Start Entries

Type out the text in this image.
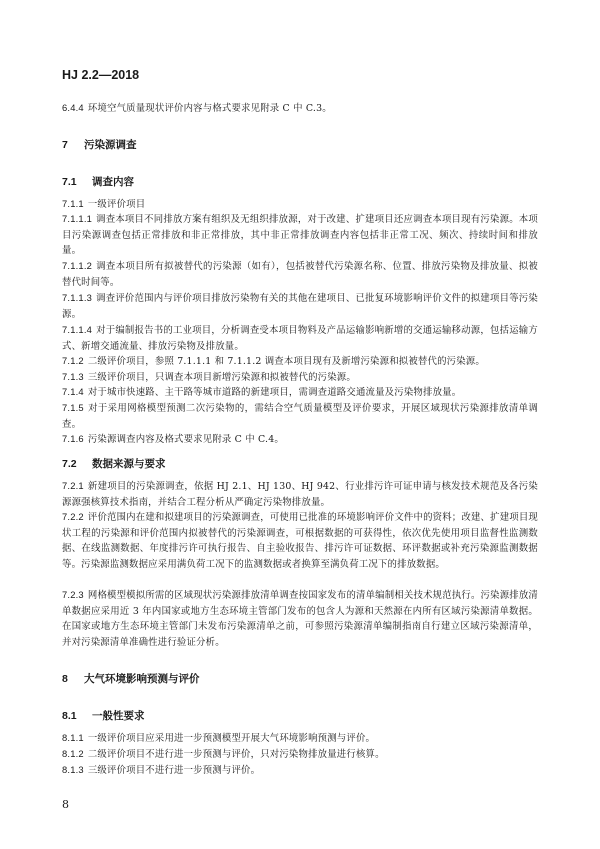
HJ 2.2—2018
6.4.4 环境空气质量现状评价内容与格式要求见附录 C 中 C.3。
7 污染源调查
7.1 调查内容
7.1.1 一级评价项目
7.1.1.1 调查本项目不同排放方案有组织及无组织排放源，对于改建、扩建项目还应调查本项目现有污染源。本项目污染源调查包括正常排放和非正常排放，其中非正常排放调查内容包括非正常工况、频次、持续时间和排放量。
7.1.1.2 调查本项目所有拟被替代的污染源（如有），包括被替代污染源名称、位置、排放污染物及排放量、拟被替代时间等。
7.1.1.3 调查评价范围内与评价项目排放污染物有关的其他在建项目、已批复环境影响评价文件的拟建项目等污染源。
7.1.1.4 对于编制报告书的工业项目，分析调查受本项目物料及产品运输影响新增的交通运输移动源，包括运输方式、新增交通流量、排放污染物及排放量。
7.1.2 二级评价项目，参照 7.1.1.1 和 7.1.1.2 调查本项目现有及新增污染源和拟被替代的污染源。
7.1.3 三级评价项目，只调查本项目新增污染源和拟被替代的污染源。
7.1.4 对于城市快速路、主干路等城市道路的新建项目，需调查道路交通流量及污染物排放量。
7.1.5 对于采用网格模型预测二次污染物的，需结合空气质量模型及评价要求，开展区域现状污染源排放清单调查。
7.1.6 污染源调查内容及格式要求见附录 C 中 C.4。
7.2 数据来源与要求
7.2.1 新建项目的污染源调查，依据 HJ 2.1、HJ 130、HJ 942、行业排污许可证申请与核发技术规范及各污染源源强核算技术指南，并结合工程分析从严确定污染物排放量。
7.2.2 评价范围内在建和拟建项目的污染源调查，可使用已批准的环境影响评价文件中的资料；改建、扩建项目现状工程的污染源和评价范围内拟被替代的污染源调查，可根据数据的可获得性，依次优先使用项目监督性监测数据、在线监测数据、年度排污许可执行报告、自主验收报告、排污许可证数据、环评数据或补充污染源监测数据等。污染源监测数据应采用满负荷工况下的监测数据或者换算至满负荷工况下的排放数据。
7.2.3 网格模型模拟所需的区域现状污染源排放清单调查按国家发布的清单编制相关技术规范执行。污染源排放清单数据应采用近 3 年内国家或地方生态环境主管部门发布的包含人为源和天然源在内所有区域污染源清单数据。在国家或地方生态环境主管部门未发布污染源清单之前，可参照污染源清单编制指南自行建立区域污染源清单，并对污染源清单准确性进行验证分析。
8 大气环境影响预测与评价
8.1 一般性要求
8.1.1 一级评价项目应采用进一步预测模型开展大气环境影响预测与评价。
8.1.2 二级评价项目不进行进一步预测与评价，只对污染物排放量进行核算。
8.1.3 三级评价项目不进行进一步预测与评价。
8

End Entries
Start Entries

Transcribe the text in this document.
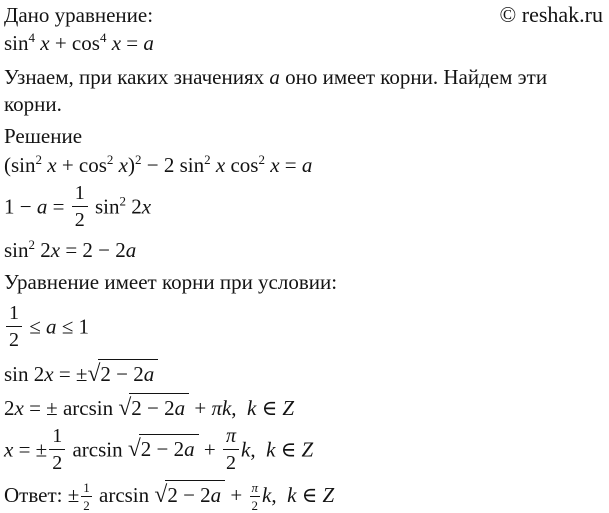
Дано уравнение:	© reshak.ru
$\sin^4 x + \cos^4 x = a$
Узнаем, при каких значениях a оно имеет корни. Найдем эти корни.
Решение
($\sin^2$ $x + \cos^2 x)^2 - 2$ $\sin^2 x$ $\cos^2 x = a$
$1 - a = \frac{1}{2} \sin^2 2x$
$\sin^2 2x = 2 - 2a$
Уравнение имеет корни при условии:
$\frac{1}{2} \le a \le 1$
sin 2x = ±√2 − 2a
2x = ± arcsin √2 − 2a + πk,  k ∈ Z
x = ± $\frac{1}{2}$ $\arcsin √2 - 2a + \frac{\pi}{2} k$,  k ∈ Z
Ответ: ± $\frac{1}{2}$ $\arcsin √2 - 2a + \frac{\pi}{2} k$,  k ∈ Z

End Entries
Start Entries

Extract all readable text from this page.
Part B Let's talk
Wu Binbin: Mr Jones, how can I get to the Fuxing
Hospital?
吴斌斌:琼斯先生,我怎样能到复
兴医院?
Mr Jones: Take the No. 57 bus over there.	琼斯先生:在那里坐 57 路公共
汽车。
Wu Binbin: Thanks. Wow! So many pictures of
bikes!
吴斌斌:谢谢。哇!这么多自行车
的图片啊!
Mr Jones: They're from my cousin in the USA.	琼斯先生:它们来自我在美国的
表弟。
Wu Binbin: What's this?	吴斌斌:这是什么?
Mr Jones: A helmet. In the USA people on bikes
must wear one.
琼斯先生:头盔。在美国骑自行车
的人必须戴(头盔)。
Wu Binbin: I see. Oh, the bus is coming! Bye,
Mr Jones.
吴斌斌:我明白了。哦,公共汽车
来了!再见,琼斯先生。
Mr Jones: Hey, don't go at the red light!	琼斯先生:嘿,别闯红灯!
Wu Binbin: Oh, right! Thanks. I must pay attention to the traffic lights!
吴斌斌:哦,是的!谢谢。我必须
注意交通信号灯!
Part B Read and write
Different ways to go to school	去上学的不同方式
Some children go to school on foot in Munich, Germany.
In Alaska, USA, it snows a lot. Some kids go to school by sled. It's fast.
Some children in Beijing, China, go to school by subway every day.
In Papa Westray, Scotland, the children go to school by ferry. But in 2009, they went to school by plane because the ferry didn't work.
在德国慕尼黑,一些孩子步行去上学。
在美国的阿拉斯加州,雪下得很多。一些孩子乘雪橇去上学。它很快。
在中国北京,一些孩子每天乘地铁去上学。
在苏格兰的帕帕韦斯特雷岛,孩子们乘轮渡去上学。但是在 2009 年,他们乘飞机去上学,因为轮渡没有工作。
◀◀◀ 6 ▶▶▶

End Entries

_Stated exercise:_
In the entries above, identify every line with the string "琼斯先生".

_Output below:_
吴斌斌:琼斯先生,我怎样能到复
Mr Jones: Take the No. 57 bus over there.	琼斯先生:在那里坐 57 路公共
Mr Jones: They're from my cousin in the USA.	琼斯先生:它们来自我在美国的
琼斯先生:头盔。在美国骑自行车
来了!再见,琼斯先生。
Mr Jones: Hey, don't go at the red light!	琼斯先生:嘿,别闯红灯!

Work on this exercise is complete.